— begin SOURCE RECORDS —
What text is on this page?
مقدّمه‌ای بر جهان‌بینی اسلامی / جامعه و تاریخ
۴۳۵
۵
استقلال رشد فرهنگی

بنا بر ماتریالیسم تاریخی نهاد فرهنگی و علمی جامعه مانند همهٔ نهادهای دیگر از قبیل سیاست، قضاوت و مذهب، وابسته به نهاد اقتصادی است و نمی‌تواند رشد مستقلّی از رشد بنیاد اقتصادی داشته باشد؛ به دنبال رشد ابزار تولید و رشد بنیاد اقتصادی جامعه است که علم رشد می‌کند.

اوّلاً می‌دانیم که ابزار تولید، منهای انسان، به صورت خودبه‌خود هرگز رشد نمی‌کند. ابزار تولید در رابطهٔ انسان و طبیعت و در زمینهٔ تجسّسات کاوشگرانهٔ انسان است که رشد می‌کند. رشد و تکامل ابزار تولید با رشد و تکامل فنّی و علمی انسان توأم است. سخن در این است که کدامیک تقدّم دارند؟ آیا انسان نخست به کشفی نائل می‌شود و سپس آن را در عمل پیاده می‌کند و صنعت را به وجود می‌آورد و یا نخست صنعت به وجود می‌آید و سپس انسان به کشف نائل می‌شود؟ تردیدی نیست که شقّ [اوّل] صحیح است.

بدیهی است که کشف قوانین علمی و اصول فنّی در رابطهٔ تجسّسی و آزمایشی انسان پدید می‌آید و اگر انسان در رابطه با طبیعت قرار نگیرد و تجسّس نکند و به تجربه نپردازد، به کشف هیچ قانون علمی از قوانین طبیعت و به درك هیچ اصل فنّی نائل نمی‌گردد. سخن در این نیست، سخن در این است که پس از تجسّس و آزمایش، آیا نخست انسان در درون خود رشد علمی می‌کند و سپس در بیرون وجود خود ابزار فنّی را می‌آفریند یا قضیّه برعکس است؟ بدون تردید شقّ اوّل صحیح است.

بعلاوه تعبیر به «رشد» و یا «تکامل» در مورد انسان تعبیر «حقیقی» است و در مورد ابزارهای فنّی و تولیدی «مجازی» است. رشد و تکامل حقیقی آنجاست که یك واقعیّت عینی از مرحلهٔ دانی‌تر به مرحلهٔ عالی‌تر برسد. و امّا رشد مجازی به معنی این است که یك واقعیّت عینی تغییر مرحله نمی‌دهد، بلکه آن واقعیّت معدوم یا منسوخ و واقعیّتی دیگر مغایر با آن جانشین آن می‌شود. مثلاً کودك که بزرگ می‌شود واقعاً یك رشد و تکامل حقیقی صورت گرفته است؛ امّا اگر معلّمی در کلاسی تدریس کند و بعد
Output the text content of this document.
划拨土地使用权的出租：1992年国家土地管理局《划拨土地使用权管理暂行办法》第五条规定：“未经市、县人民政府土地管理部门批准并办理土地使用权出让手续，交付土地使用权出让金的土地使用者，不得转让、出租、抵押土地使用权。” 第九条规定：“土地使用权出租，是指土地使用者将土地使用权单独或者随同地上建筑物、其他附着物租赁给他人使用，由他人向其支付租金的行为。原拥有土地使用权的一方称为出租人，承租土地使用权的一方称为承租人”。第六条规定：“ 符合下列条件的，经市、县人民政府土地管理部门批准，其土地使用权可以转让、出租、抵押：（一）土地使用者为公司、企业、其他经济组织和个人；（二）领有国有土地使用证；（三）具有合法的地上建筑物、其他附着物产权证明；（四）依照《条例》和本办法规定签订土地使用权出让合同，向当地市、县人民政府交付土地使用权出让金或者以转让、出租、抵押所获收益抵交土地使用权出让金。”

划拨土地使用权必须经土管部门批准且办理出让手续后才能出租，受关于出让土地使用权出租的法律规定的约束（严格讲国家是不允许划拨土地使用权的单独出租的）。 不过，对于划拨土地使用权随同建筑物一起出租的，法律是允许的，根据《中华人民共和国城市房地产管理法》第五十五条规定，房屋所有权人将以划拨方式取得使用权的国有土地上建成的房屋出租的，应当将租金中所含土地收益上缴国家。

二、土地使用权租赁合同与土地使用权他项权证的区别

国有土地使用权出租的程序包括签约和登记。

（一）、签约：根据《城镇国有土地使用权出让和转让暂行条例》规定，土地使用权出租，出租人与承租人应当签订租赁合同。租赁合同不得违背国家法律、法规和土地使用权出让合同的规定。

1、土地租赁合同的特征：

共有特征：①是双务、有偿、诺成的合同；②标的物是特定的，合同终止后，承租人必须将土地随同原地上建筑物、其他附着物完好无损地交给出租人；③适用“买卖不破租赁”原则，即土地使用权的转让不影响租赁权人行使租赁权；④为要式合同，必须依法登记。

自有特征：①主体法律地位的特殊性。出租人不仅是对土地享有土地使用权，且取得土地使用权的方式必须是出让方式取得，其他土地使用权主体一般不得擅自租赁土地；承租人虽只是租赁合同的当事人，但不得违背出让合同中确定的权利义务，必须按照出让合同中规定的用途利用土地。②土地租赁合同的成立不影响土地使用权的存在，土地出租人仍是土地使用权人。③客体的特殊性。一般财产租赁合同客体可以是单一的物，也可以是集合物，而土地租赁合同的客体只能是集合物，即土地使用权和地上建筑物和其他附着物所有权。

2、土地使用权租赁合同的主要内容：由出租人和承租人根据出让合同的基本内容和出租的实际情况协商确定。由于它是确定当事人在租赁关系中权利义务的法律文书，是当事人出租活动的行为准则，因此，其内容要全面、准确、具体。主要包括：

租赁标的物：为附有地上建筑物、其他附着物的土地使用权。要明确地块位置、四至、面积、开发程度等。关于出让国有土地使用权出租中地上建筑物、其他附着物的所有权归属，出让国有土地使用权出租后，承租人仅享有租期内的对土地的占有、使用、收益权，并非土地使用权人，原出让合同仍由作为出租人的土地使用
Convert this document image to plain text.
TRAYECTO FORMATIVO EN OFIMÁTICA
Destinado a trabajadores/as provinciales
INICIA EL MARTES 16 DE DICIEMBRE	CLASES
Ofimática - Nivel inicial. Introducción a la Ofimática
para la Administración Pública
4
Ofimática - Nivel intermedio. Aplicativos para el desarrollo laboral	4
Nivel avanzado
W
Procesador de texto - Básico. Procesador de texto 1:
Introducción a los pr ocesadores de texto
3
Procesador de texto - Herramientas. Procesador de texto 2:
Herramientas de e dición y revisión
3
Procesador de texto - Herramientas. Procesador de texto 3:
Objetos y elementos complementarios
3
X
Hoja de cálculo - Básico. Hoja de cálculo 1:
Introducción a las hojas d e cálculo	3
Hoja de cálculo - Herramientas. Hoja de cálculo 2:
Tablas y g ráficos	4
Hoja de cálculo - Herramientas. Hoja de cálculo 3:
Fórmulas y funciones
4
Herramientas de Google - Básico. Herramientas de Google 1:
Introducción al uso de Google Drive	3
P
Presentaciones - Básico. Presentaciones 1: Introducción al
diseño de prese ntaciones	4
— end SOURCE RECORDS —
TASK:
Search the listing for the word "this" and return each line that holds it.

CORRECT OUTPUT:
What text is on this page?
Output the text content of this document.
Convert this document image to plain text.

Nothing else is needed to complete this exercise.